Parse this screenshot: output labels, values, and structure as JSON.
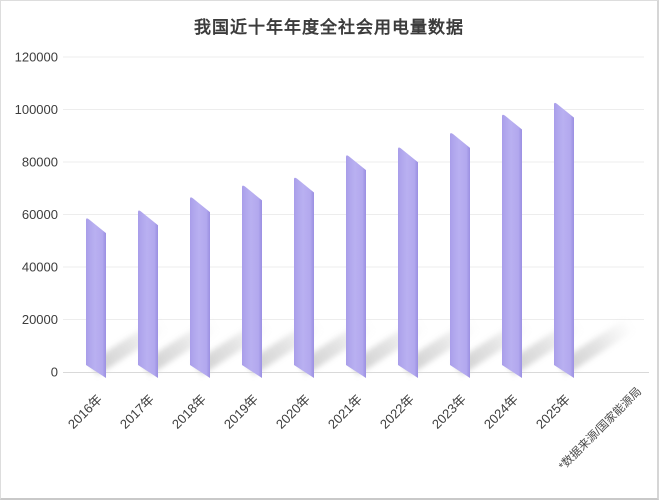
{
  "chart_data": {
    "type": "bar",
    "title": "我国近十年年度全社会用电量数据",
    "categories": [
      "2016年",
      "2017年",
      "2018年",
      "2019年",
      "2020年",
      "2021年",
      "2022年",
      "2023年",
      "2024年",
      "2025年"
    ],
    "values": [
      59000,
      62000,
      67000,
      71500,
      74500,
      83000,
      86000,
      91500,
      98500,
      103000
    ],
    "xlabel": "",
    "ylabel": "",
    "ylim": [
      0,
      120000
    ],
    "yticks": [
      0,
      20000,
      40000,
      60000,
      80000,
      100000,
      120000
    ],
    "grid": "horizontal",
    "legend": "none",
    "source_note": "*数据来源/国家能源局",
    "bar_color": "#b3a9ee",
    "bar_edge_color": "#9c90e2",
    "gridline_color": "#ededed",
    "axis_line_color": "#d9d9d9",
    "tick_label_color": "#3d3d3d",
    "title_color": "#3c3c3c",
    "shadow_color": "#8c8c8c"
  }
}
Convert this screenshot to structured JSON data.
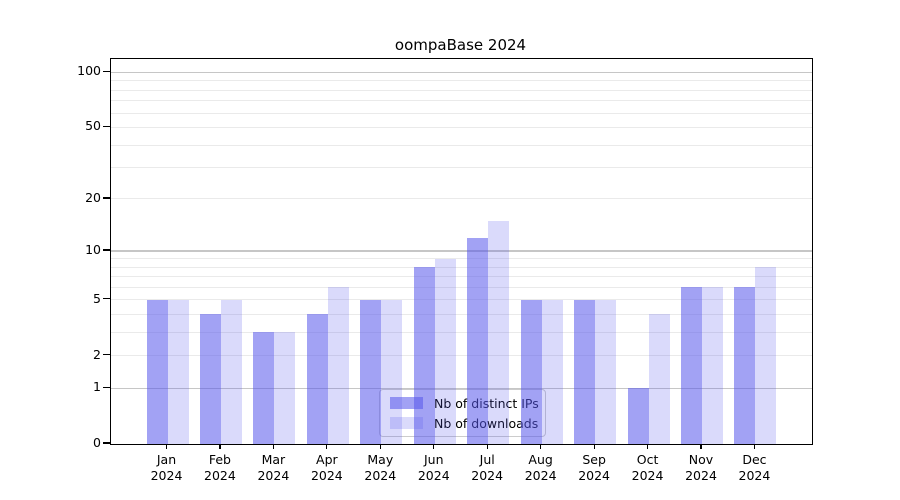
{
  "figure": {
    "background": "#ffffff"
  },
  "chart_data": {
    "type": "bar",
    "title": "oompaBase 2024",
    "categories": [
      "Jan",
      "Feb",
      "Mar",
      "Apr",
      "May",
      "Jun",
      "Jul",
      "Aug",
      "Sep",
      "Oct",
      "Nov",
      "Dec"
    ],
    "category_year": "2024",
    "series": [
      {
        "name": "Nb of distinct IPs",
        "values": [
          5,
          4,
          3,
          4,
          5,
          8,
          12,
          5,
          5,
          1,
          6,
          6
        ],
        "color": "rgba(85,85,235,0.55)"
      },
      {
        "name": "Nb of downloads",
        "values": [
          5,
          5,
          3,
          6,
          5,
          9,
          15,
          5,
          5,
          4,
          6,
          8
        ],
        "color": "rgba(85,85,235,0.22)"
      }
    ],
    "xlabel": "",
    "ylabel": "",
    "yscale": "log1p",
    "ylim": [
      0,
      120
    ],
    "yticks": [
      0,
      1,
      2,
      5,
      10,
      20,
      50,
      100
    ],
    "grid": {
      "on": true,
      "major_values": [
        1,
        10,
        100
      ],
      "minor_values": [
        2,
        3,
        4,
        5,
        6,
        7,
        8,
        9,
        20,
        30,
        40,
        50,
        60,
        70,
        80,
        90
      ],
      "major_color": "#c6c6c6",
      "minor_color": "#eaeaea"
    },
    "legend": {
      "position": "lower center inside",
      "entries": [
        "Nb of distinct IPs",
        "Nb of downloads"
      ]
    }
  }
}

+++

> PROBLEM STATEMENT
Extract all the data above exactly, excluding every picture.

> TASK RESULT
Parse this screenshot: output labels, values, and structure as JSON.
{
  "chart_data": {
    "type": "bar",
    "title": "我国近十年年度全社会用电量数据",
    "categories": [
      "2016年",
      "2017年",
      "2018年",
      "2019年",
      "2020年",
      "2021年",
      "2022年",
      "2023年",
      "2024年",
      "2025年"
    ],
    "values": [
      59000,
      62000,
      67000,
      71500,
      74500,
      83000,
      86000,
      91500,
      98500,
      103000
    ],
    "xlabel": "",
    "ylabel": "",
    "ylim": [
      0,
      120000
    ],
    "yticks": [
      0,
      20000,
      40000,
      60000,
      80000,
      100000,
      120000
    ],
    "grid": "horizontal",
    "legend": "none",
    "source_note": "*数据来源/国家能源局",
    "bar_color": "#b3a9ee",
    "bar_edge_color": "#9c90e2",
    "gridline_color": "#ededed",
    "axis_line_color": "#d9d9d9",
    "tick_label_color": "#3d3d3d",
    "title_color": "#3c3c3c",
    "shadow_color": "#8c8c8c"
  }
}
Convert this screenshot to structured JSON data.
{
  "figure": {
    "background": "#ffffff"
  },
  "chart_data": {
    "type": "bar",
    "title": "oompaBase 2024",
    "categories": [
      "Jan",
      "Feb",
      "Mar",
      "Apr",
      "May",
      "Jun",
      "Jul",
      "Aug",
      "Sep",
      "Oct",
      "Nov",
      "Dec"
    ],
    "category_year": "2024",
    "series": [
      {
        "name": "Nb of distinct IPs",
        "values": [
          5,
          4,
          3,
          4,
          5,
          8,
          12,
          5,
          5,
          1,
          6,
          6
        ],
        "color": "rgba(85,85,235,0.55)"
      },
      {
        "name": "Nb of downloads",
        "values": [
          5,
          5,
          3,
          6,
          5,
          9,
          15,
          5,
          5,
          4,
          6,
          8
        ],
        "color": "rgba(85,85,235,0.22)"
      }
    ],
    "xlabel": "",
    "ylabel": "",
    "yscale": "log1p",
    "ylim": [
      0,
      120
    ],
    "yticks": [
      0,
      1,
      2,
      5,
      10,
      20,
      50,
      100
    ],
    "grid": {
      "on": true,
      "major_values": [
        1,
        10,
        100
      ],
      "minor_values": [
        2,
        3,
        4,
        5,
        6,
        7,
        8,
        9,
        20,
        30,
        40,
        50,
        60,
        70,
        80,
        90
      ],
      "major_color": "#c6c6c6",
      "minor_color": "#eaeaea"
    },
    "legend": {
      "position": "lower center inside",
      "entries": [
        "Nb of distinct IPs",
        "Nb of downloads"
      ]
    }
  }
}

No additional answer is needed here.